● Given problem: Write out each line word for word. Drop pictures.

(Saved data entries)
________________
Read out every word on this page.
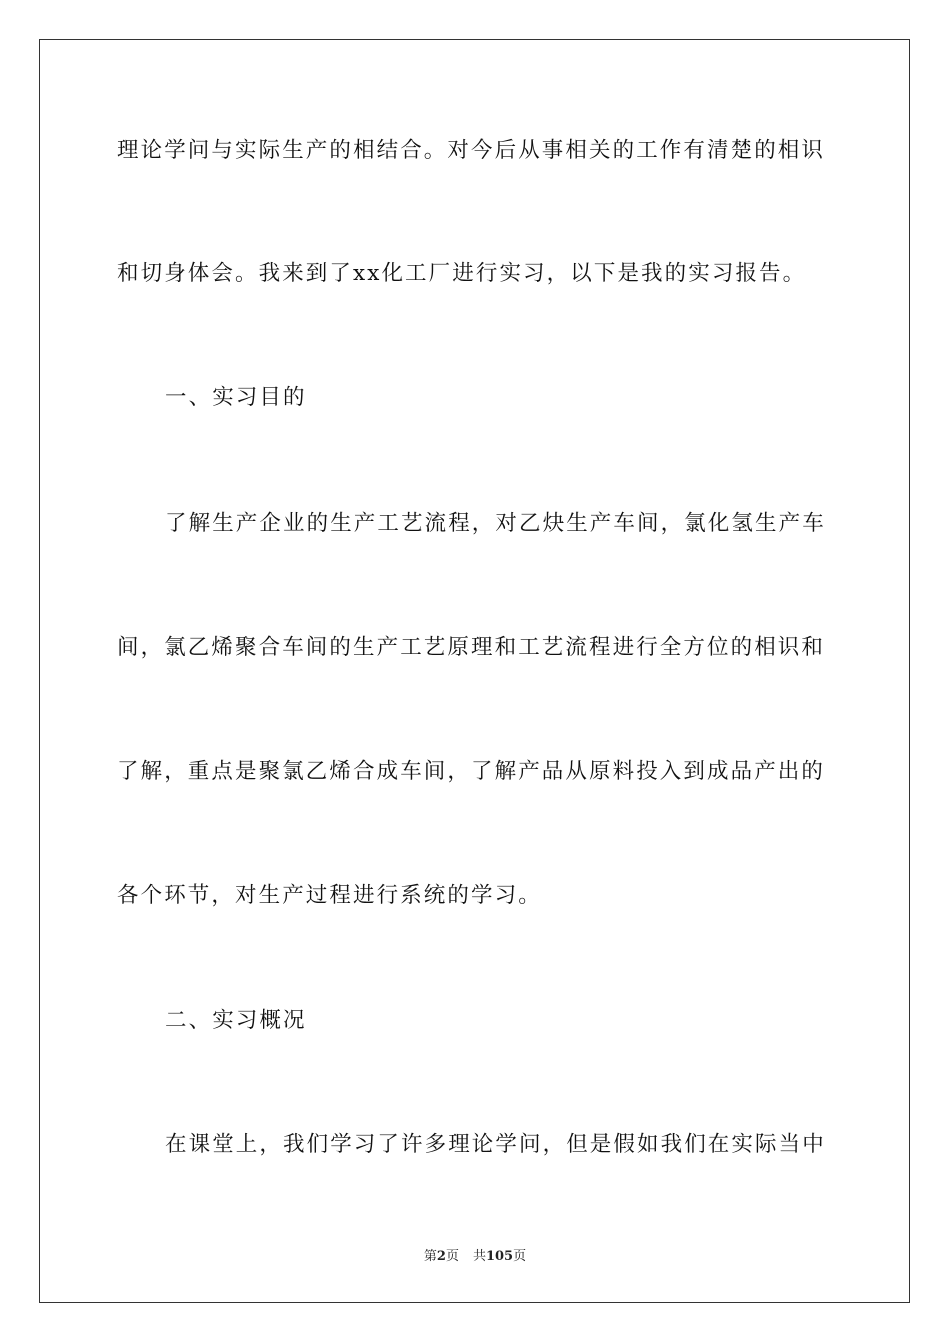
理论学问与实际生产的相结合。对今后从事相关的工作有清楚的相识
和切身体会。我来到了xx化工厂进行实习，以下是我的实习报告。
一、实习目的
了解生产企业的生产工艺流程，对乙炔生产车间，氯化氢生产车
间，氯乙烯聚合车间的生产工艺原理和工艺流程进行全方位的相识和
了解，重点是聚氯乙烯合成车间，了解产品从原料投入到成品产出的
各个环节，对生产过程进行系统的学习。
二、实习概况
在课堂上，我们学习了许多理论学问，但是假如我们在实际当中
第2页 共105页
________________
● Solved problem:
Read out every word on this page.
理论学问与实际生产的相结合。对今后从事相关的工作有清楚的相识
和切身体会。我来到了xx化工厂进行实习，以下是我的实习报告。
一、实习目的
了解生产企业的生产工艺流程，对乙炔生产车间，氯化氢生产车
间，氯乙烯聚合车间的生产工艺原理和工艺流程进行全方位的相识和
了解，重点是聚氯乙烯合成车间，了解产品从原料投入到成品产出的
各个环节，对生产过程进行系统的学习。
二、实习概况
在课堂上，我们学习了许多理论学问，但是假如我们在实际当中
第2页 共105页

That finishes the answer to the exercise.